**TASK REQUIREMENTS**
Render every entry exactly as it appears.

**MATERIALS PROVIDED**
^^^^

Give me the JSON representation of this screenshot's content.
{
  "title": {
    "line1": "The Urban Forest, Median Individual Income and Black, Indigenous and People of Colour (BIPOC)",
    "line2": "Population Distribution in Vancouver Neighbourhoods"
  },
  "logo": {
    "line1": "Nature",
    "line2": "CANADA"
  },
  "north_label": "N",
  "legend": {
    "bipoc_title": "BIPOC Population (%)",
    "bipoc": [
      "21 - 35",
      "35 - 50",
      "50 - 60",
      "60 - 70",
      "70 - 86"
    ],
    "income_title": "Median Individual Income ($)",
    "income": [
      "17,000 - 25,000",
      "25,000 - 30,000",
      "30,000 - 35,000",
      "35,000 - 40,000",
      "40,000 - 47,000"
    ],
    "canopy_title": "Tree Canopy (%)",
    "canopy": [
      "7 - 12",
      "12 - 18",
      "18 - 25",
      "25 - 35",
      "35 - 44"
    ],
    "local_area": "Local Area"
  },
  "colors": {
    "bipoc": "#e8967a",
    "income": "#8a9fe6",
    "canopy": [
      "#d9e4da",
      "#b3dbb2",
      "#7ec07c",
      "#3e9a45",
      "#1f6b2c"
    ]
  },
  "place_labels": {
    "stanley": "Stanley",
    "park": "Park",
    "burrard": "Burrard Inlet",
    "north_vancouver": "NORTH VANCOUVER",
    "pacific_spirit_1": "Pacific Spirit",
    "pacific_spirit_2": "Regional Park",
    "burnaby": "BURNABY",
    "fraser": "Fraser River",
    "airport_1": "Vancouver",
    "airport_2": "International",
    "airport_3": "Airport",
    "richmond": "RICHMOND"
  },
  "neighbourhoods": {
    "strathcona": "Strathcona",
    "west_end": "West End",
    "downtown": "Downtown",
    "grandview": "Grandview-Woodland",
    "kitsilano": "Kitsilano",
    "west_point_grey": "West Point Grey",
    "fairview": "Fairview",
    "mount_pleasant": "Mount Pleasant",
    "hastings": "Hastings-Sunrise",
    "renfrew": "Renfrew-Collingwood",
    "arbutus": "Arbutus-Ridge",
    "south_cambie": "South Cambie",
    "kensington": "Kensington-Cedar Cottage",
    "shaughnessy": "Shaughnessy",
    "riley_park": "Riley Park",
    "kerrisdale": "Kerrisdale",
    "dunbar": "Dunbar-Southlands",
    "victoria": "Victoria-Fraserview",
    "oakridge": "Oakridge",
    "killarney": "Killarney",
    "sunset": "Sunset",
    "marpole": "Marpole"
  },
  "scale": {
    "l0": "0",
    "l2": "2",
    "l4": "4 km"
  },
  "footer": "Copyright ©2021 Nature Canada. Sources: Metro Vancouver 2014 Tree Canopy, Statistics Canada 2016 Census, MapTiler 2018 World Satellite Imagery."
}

^^^^

**TASK SOLUTION**
Give me the JSON representation of this screenshot's content.
{
  "title": {
    "line1": "The Urban Forest, Median Individual Income and Black, Indigenous and People of Colour (BIPOC)",
    "line2": "Population Distribution in Vancouver Neighbourhoods"
  },
  "logo": {
    "line1": "Nature",
    "line2": "CANADA"
  },
  "north_label": "N",
  "legend": {
    "bipoc_title": "BIPOC Population (%)",
    "bipoc": [
      "21 - 35",
      "35 - 50",
      "50 - 60",
      "60 - 70",
      "70 - 86"
    ],
    "income_title": "Median Individual Income ($)",
    "income": [
      "17,000 - 25,000",
      "25,000 - 30,000",
      "30,000 - 35,000",
      "35,000 - 40,000",
      "40,000 - 47,000"
    ],
    "canopy_title": "Tree Canopy (%)",
    "canopy": [
      "7 - 12",
      "12 - 18",
      "18 - 25",
      "25 - 35",
      "35 - 44"
    ],
    "local_area": "Local Area"
  },
  "colors": {
    "bipoc": "#e8967a",
    "income": "#8a9fe6",
    "canopy": [
      "#d9e4da",
      "#b3dbb2",
      "#7ec07c",
      "#3e9a45",
      "#1f6b2c"
    ]
  },
  "place_labels": {
    "stanley": "Stanley",
    "park": "Park",
    "burrard": "Burrard Inlet",
    "north_vancouver": "NORTH VANCOUVER",
    "pacific_spirit_1": "Pacific Spirit",
    "pacific_spirit_2": "Regional Park",
    "burnaby": "BURNABY",
    "fraser": "Fraser River",
    "airport_1": "Vancouver",
    "airport_2": "International",
    "airport_3": "Airport",
    "richmond": "RICHMOND"
  },
  "neighbourhoods": {
    "strathcona": "Strathcona",
    "west_end": "West End",
    "downtown": "Downtown",
    "grandview": "Grandview-Woodland",
    "kitsilano": "Kitsilano",
    "west_point_grey": "West Point Grey",
    "fairview": "Fairview",
    "mount_pleasant": "Mount Pleasant",
    "hastings": "Hastings-Sunrise",
    "renfrew": "Renfrew-Collingwood",
    "arbutus": "Arbutus-Ridge",
    "south_cambie": "South Cambie",
    "kensington": "Kensington-Cedar Cottage",
    "shaughnessy": "Shaughnessy",
    "riley_park": "Riley Park",
    "kerrisdale": "Kerrisdale",
    "dunbar": "Dunbar-Southlands",
    "victoria": "Victoria-Fraserview",
    "oakridge": "Oakridge",
    "killarney": "Killarney",
    "sunset": "Sunset",
    "marpole": "Marpole"
  },
  "scale": {
    "l0": "0",
    "l2": "2",
    "l4": "4 km"
  },
  "footer": "Copyright ©2021 Nature Canada. Sources: Metro Vancouver 2014 Tree Canopy, Statistics Canada 2016 Census, MapTiler 2018 World Satellite Imagery."
}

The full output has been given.